Quoted passage:

# Amano Style 45-P (36 litres) ** Large Image **



## locus (May 13, 2003)

Here's my attempt at an Amano style aquascape and photo. More pics in the tank journals forum 










Flora:
Rotala sp. 'Green'
Rotala sp' 'H'ra'
Hemianthus micranthemoides
Hemianthus callitrichoides
Eleocharis parvula

Fauna:
Hyphessobrycon amandae

Tech:
ADA 45-P
ADA Aquasky 451
ADA CO2 Advanced System
Eheim Classic 2213
Hydor ETH-200
ADA glass lily pipes
ADA fertilisers

Camera:
Nikon D750
Sigma 35mm f/1.4 DG HSM Art

Lighting:
Elinchrom D-Lite 4 directly above tank using Elinchrom Polystand boom
Elinchrom Rotalux 70cm Deep Octa softbox

Exposure:
ISO 100
Aperture f/11
Shutter 1/200

Editing:
Lightroom with VSCO Fuji Velvia 50 preset, then Photoshop to square up perspective and white out background


----------



## greaser84 (Feb 2, 2014)

Very cool! Everything filled in nicely.


----------



## Dantrasy (Sep 9, 2013)

Very nice. 

Perth is becoming a force!


----------



## chinaboy1021 (May 30, 2003)

Niace wan ya


----------



## bacon5 (Jul 25, 2011)

Wow that is awesome! Looks just like a stock photo or something!


----------



## Irish-n-Zwack (Aug 10, 2015)

"It's a jungle out there"! Gorgeous. Good work .


----------

Request 1: From the aquascape thread, repeat word for word the passage starting at "Wow that is" and ending at "Good work .".
Request 2: Render this sentence from the aquascape thread in Spanish: "Here's my attempt at an Amano style aquascape and photo."
Request 3: According to the aquascape thread, what aperture setting was used for the photo?

Record excerpts:
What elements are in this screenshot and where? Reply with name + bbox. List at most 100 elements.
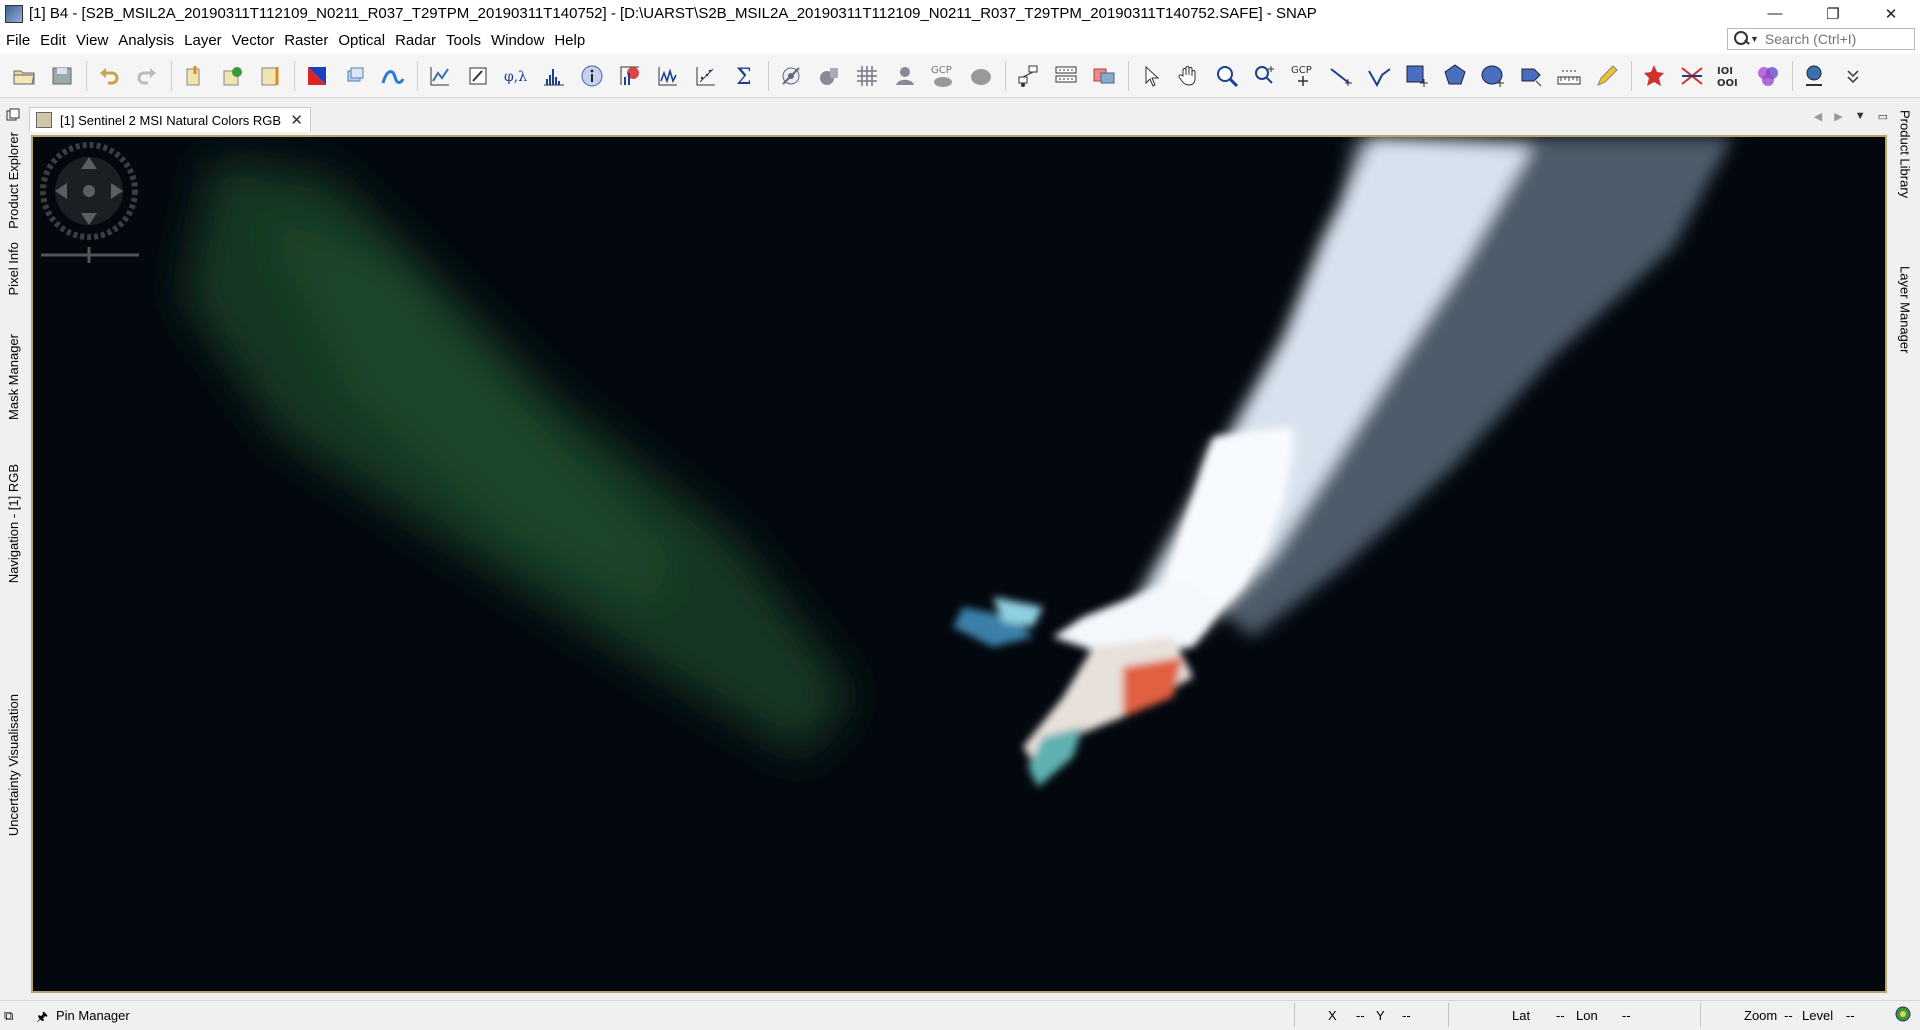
svg-text:Σ: Σ	[736, 65, 752, 89]
product-library-button[interactable]	[1088, 60, 1120, 92]
information-button[interactable]	[576, 60, 608, 92]
geo-coding-button[interactable]: φ,λ	[500, 60, 532, 92]
satellite-image[interactable]	[33, 137, 1887, 993]
close-window-button[interactable]: ✕	[1862, 0, 1920, 27]
pin-placing-tool-button[interactable]	[1249, 60, 1281, 92]
magnifier-icon	[1217, 65, 1239, 87]
statistics-button[interactable]	[614, 60, 646, 92]
polyline-tool-button[interactable]	[1363, 60, 1395, 92]
restore-button[interactable]: ❐	[1804, 0, 1862, 27]
wave-tool-button[interactable]	[377, 60, 409, 92]
menu-edit[interactable]: Edit	[35, 32, 71, 49]
menu-radar[interactable]: Radar	[390, 32, 441, 49]
tab-list-dropdown-icon[interactable]: ▼	[1855, 110, 1866, 123]
document-tab-bar: [1] Sentinel 2 MSI Natural Colors RGB ✕ …	[26, 104, 1890, 132]
cross-tool-button[interactable]	[1676, 60, 1708, 92]
line-draw-icon	[1330, 67, 1352, 86]
ruler-icon	[1557, 70, 1581, 84]
spectrum-button[interactable]	[652, 60, 684, 92]
band-maths-button[interactable]	[216, 60, 248, 92]
venn-icon	[1758, 66, 1778, 86]
save-product-button[interactable]	[46, 60, 78, 92]
lon-label: Lon	[1576, 1008, 1598, 1023]
window-icon	[6, 108, 20, 121]
tab-navigation[interactable]: Navigation - [1] RGB	[0, 464, 26, 583]
bottom-panel-toggle-icon[interactable]: ⧉	[4, 1008, 13, 1024]
histogram-button[interactable]	[538, 60, 570, 92]
search-input[interactable]	[1764, 31, 1905, 47]
menu-window[interactable]: Window	[486, 32, 549, 49]
batch-processing-button[interactable]	[1050, 60, 1082, 92]
menu-optical[interactable]: Optical	[333, 32, 390, 49]
search-box[interactable]: ▼	[1727, 28, 1915, 50]
polygon-tool-button[interactable]	[1439, 60, 1471, 92]
gcp-placing-tool-button[interactable]: GCP	[1287, 60, 1319, 92]
magic-wand-tool-button[interactable]	[1515, 60, 1547, 92]
venn-tool-button[interactable]	[1752, 60, 1784, 92]
import-vector-button[interactable]	[178, 60, 210, 92]
open-product-button[interactable]	[8, 60, 40, 92]
edit-button[interactable]	[462, 60, 494, 92]
undo-button[interactable]	[93, 60, 125, 92]
graticule-button[interactable]	[851, 60, 883, 92]
select-tool-button[interactable]	[1135, 60, 1167, 92]
sar-tool-button[interactable]	[1638, 60, 1670, 92]
tab-product-library[interactable]: Product Library	[1890, 110, 1920, 198]
create-subset-button[interactable]	[254, 60, 286, 92]
close-tab-button[interactable]: ✕	[290, 111, 303, 129]
menu-view[interactable]: View	[71, 32, 113, 49]
toolbar-separator	[86, 60, 87, 91]
measure-tool-button[interactable]	[1591, 60, 1623, 92]
toolbar-overflow-button[interactable]	[1799, 60, 1831, 92]
rgb-image-button[interactable]	[301, 60, 333, 92]
minimize-button[interactable]: —	[1746, 0, 1804, 27]
tab-uncertainty-visualisation[interactable]: Uncertainty Visualisation	[0, 694, 26, 836]
pan-tool-button[interactable]	[1173, 60, 1205, 92]
document-tab[interactable]: [1] Sentinel 2 MSI Natural Colors RGB ✕	[29, 107, 311, 132]
menu-raster[interactable]: Raster	[279, 32, 333, 49]
binary-tool-button[interactable]: IOI OOI	[1714, 60, 1746, 92]
redo-button[interactable]	[131, 60, 163, 92]
ellipse-tool-button[interactable]	[1477, 60, 1509, 92]
tab-pixel-info[interactable]: Pixel Info	[0, 242, 26, 295]
menu-layer[interactable]: Layer	[179, 32, 227, 49]
pin-manager-tab[interactable]: Pin Manager	[56, 1008, 130, 1023]
tab-layer-manager[interactable]: Layer Manager	[1890, 266, 1920, 353]
scroll-tabs-left-icon[interactable]: ◀	[1814, 110, 1822, 123]
layer-stack-button[interactable]	[339, 60, 371, 92]
world-map-button[interactable]	[889, 60, 921, 92]
menu-tools[interactable]: Tools	[441, 32, 486, 49]
menu-help[interactable]: Help	[549, 32, 590, 49]
save-icon	[52, 67, 72, 84]
maximize-window-icon[interactable]: ▭	[1878, 110, 1888, 123]
rectangle-tool-button[interactable]	[1401, 60, 1433, 92]
range-finder-tool-button[interactable]	[1553, 60, 1585, 92]
more-toolbar-button[interactable]	[1837, 60, 1869, 92]
wind-button[interactable]	[965, 60, 997, 92]
menu-analysis[interactable]: Analysis	[113, 32, 179, 49]
image-view[interactable]	[31, 135, 1887, 993]
tab-navigation-label: Navigation - [1] RGB	[5, 464, 21, 584]
scroll-tabs-right-icon[interactable]: ▶	[1834, 110, 1842, 123]
sync-cursor-button[interactable]	[813, 60, 845, 92]
magic-wand-icon	[1521, 68, 1542, 86]
menu-vector[interactable]: Vector	[227, 32, 280, 49]
graph-builder-icon	[1018, 65, 1038, 87]
status-divider	[1294, 1003, 1295, 1027]
profile-plot-button[interactable]	[424, 60, 456, 92]
line-drawing-tool-button[interactable]	[1325, 60, 1357, 92]
layers-icon	[347, 67, 364, 81]
tab-mask-manager[interactable]: Mask Manager	[0, 334, 26, 420]
scatter-plot-icon	[696, 66, 715, 85]
pixel-info-view-button[interactable]	[775, 60, 807, 92]
tab-product-explorer[interactable]: Product Explorer	[0, 132, 26, 229]
gcp-manager-button[interactable]: GCP	[927, 60, 959, 92]
memory-status-icon[interactable]	[1894, 1005, 1912, 1026]
scatter-plot-button[interactable]	[690, 60, 722, 92]
graph-builder-button[interactable]	[1012, 60, 1044, 92]
sync-cursor-icon	[820, 67, 838, 85]
zoom-tool-button[interactable]	[1211, 60, 1243, 92]
menu-file[interactable]: File	[0, 32, 35, 49]
minimize-left-panel-button[interactable]	[0, 108, 26, 122]
sum-button[interactable]: Σ	[728, 60, 760, 92]
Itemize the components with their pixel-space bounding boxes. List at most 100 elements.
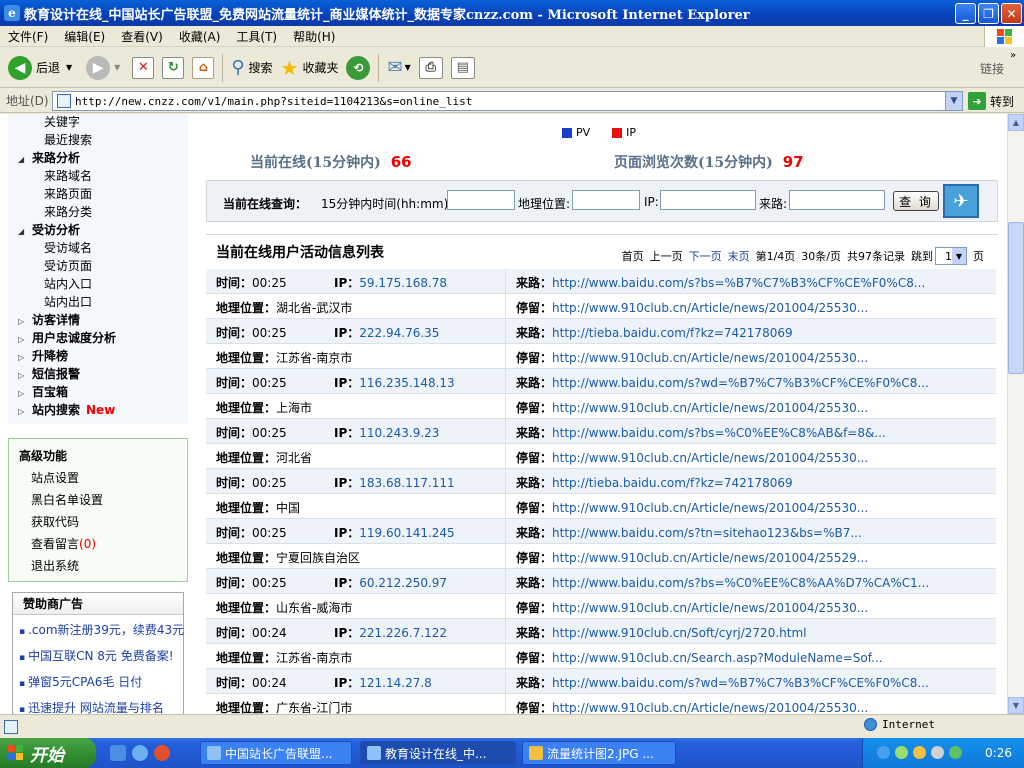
sidebar-group[interactable]: ◢ 来路分析 bbox=[18, 149, 80, 166]
minimize-button[interactable]: _ bbox=[955, 3, 976, 24]
referrer-link[interactable]: http://tieba.baidu.com/f?kz=742178069 bbox=[552, 476, 793, 490]
ip-value[interactable]: 119.60.141.245 bbox=[359, 526, 454, 540]
stay-page-link[interactable]: http://www.910club.cn/Article/news/20100… bbox=[552, 351, 868, 365]
ie-quicklaunch-icon[interactable] bbox=[132, 745, 148, 761]
stay-page-link[interactable]: http://www.910club.cn/Article/news/20100… bbox=[552, 701, 868, 714]
blacklist-settings-link[interactable]: 黑白名单设置 bbox=[31, 491, 103, 508]
toolbar-chevron-icon[interactable]: » bbox=[1010, 50, 1016, 61]
sponsor-ad[interactable]: .com新注册39元，续费43元 bbox=[19, 621, 184, 638]
sidebar-group[interactable]: ▷ 站内搜索 New bbox=[18, 401, 115, 418]
sidebar-group[interactable]: ◢ 受访分析 bbox=[18, 221, 80, 238]
referrer-link[interactable]: http://www.baidu.com/s?bs=%C0%EE%C8%AB&f… bbox=[552, 426, 886, 440]
query-button[interactable]: 查 询 bbox=[893, 191, 939, 211]
sidebar-item[interactable]: 来路分类 bbox=[44, 203, 92, 220]
scroll-up-icon[interactable]: ▲ bbox=[1008, 114, 1024, 131]
back-dropdown-icon[interactable]: ▼ bbox=[66, 63, 72, 72]
sidebar-item[interactable]: 受访域名 bbox=[44, 239, 92, 256]
edit-button[interactable]: ▤ bbox=[450, 52, 475, 84]
sidebar-group[interactable]: ▷ 短信报警 bbox=[18, 365, 80, 382]
stay-page-link[interactable]: http://www.910club.cn/Article/news/20100… bbox=[552, 401, 868, 415]
search-button[interactable]: ⚲ 搜索 bbox=[231, 52, 272, 84]
sidebar-group[interactable]: ▷ 用户忠诚度分析 bbox=[18, 329, 116, 346]
site-settings-link[interactable]: 站点设置 bbox=[31, 469, 79, 486]
referrer-link[interactable]: http://www.baidu.com/s?bs=%B7%C7%B3%CF%C… bbox=[552, 276, 925, 290]
close-button[interactable]: ✕ bbox=[1001, 3, 1022, 24]
sidebar-group[interactable]: ▷ 访客详情 bbox=[18, 311, 80, 328]
collapsed-icon[interactable]: ▷ bbox=[18, 407, 32, 416]
stay-page-link[interactable]: http://www.910club.cn/Search.asp?ModuleN… bbox=[552, 651, 883, 665]
media-quicklaunch-icon[interactable] bbox=[154, 745, 170, 761]
back-button[interactable]: ◀ 后退 ▼ bbox=[8, 52, 72, 84]
taskbar-item-active[interactable]: 教育设计在线_中... bbox=[360, 741, 516, 765]
mail-dropdown-icon[interactable]: ▼ bbox=[405, 63, 411, 72]
window-title-bar[interactable]: e 教育设计在线_中国站长广告联盟_免费网站流量统计_商业媒体统计_数据专家cn… bbox=[0, 0, 1024, 26]
scroll-thumb[interactable] bbox=[1008, 222, 1024, 374]
ip-input[interactable] bbox=[660, 190, 756, 210]
vertical-scrollbar[interactable]: ▲ ▼ bbox=[1007, 114, 1024, 714]
expanded-icon[interactable]: ◢ bbox=[18, 155, 32, 164]
sidebar-item[interactable]: 关键字 bbox=[44, 114, 80, 130]
stop-button[interactable]: ✕ bbox=[132, 52, 155, 84]
sponsor-ad[interactable]: 弹窗5元CPA6毛 日付 bbox=[19, 673, 142, 690]
ip-value[interactable]: 110.243.9.23 bbox=[359, 426, 439, 440]
time-input[interactable] bbox=[447, 190, 515, 210]
quicklaunch-icon[interactable] bbox=[110, 745, 126, 761]
ip-value[interactable]: 121.14.27.8 bbox=[359, 676, 432, 690]
expanded-icon[interactable]: ◢ bbox=[18, 227, 32, 236]
mail-button[interactable]: ✉ ▼ bbox=[387, 52, 410, 84]
menu-tools[interactable]: 工具(T) bbox=[228, 28, 285, 45]
stay-page-link[interactable]: http://www.910club.cn/Article/news/20100… bbox=[552, 301, 868, 315]
sponsor-ad[interactable]: 中国互联CN 8元 免费备案! bbox=[19, 647, 173, 664]
print-button[interactable]: ⎙ bbox=[418, 52, 443, 84]
sponsor-ad[interactable]: 迅速提升 网站流量与排名 bbox=[19, 699, 164, 714]
referrer-link[interactable]: http://tieba.baidu.com/f?kz=742178069 bbox=[552, 326, 793, 340]
scroll-down-icon[interactable]: ▼ bbox=[1008, 697, 1024, 714]
favorites-button[interactable]: ★ 收藏夹 bbox=[281, 52, 339, 84]
collapsed-icon[interactable]: ▷ bbox=[18, 353, 32, 362]
collapsed-icon[interactable]: ▷ bbox=[18, 317, 32, 326]
menu-favorites[interactable]: 收藏(A) bbox=[171, 28, 229, 45]
ip-value[interactable]: 222.94.76.35 bbox=[359, 326, 439, 340]
taskbar-item[interactable]: 中国站长广告联盟... bbox=[200, 741, 352, 765]
collapsed-icon[interactable]: ▷ bbox=[18, 389, 32, 398]
refresh-button[interactable]: ↻ bbox=[162, 52, 185, 84]
referrer-link[interactable]: http://www.baidu.com/s?wd=%B7%C7%B3%CF%C… bbox=[552, 676, 929, 690]
network-icon[interactable] bbox=[949, 746, 962, 759]
pager-next[interactable]: 下一页 bbox=[689, 248, 722, 264]
collapsed-icon[interactable]: ▷ bbox=[18, 371, 32, 380]
sidebar-item[interactable]: 站内出口 bbox=[44, 293, 92, 310]
collapsed-icon[interactable]: ▷ bbox=[18, 335, 32, 344]
sidebar-item[interactable]: 站内入口 bbox=[44, 275, 92, 292]
sidebar-item[interactable]: 受访页面 bbox=[44, 257, 92, 274]
menu-view[interactable]: 查看(V) bbox=[113, 28, 171, 45]
view-messages-link[interactable]: 查看留言(0) bbox=[31, 535, 96, 552]
geo-input[interactable] bbox=[572, 190, 640, 210]
page-select[interactable]: 1 ▼ bbox=[935, 247, 967, 265]
sidebar-group[interactable]: ▷ 百宝箱 bbox=[18, 383, 68, 400]
menu-edit[interactable]: 编辑(E) bbox=[56, 28, 113, 45]
taskbar-item[interactable]: 流量统计图2.JPG ... bbox=[522, 741, 676, 765]
address-field[interactable]: http://new.cnzz.com/v1/main.php?siteid=1… bbox=[52, 91, 963, 111]
referrer-link[interactable]: http://www.910club.cn/Soft/cyrj/2720.htm… bbox=[552, 626, 806, 640]
menu-help[interactable]: 帮助(H) bbox=[285, 28, 343, 45]
pager-last[interactable]: 末页 bbox=[728, 248, 750, 264]
stay-page-link[interactable]: http://www.910club.cn/Article/news/20100… bbox=[552, 451, 868, 465]
tray-icon[interactable] bbox=[877, 746, 890, 759]
stay-page-link[interactable]: http://www.910club.cn/Article/news/20100… bbox=[552, 501, 868, 515]
volume-icon[interactable] bbox=[931, 746, 944, 759]
sidebar-group[interactable]: ▷ 升降榜 bbox=[18, 347, 68, 364]
sidebar-item[interactable]: 来路域名 bbox=[44, 167, 92, 184]
referrer-link[interactable]: http://www.baidu.com/s?wd=%B7%C7%B3%CF%C… bbox=[552, 376, 929, 390]
address-dropdown-icon[interactable]: ▼ bbox=[945, 92, 962, 110]
logout-link[interactable]: 退出系统 bbox=[31, 557, 79, 574]
ip-value[interactable]: 60.212.250.97 bbox=[359, 576, 447, 590]
forward-dropdown-icon[interactable]: ▼ bbox=[114, 63, 120, 72]
referrer-link[interactable]: http://www.baidu.com/s?bs=%C0%EE%C8%AA%D… bbox=[552, 576, 929, 590]
maximize-button[interactable]: ❐ bbox=[978, 3, 999, 24]
links-label[interactable]: 链接 bbox=[980, 60, 1004, 77]
forward-button[interactable]: ▶ ▼ bbox=[86, 52, 120, 84]
tray-icon[interactable] bbox=[913, 746, 926, 759]
sidebar-item[interactable]: 来路页面 bbox=[44, 185, 92, 202]
go-button[interactable]: ➜ 转到 bbox=[968, 92, 1014, 110]
home-button[interactable]: ⌂ bbox=[192, 52, 215, 84]
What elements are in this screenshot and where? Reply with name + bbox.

Full answer 1:
Wow that is awesome! Looks just like a stock photo or something!


----------



## Irish-n-Zwack (Aug 10, 2015)

"It's a jungle out there"! Gorgeous. Good work .

Full answer 2: Aquí está mi intento de un paisaje acuático y una foto al estilo Amano.

Full answer 3: f/11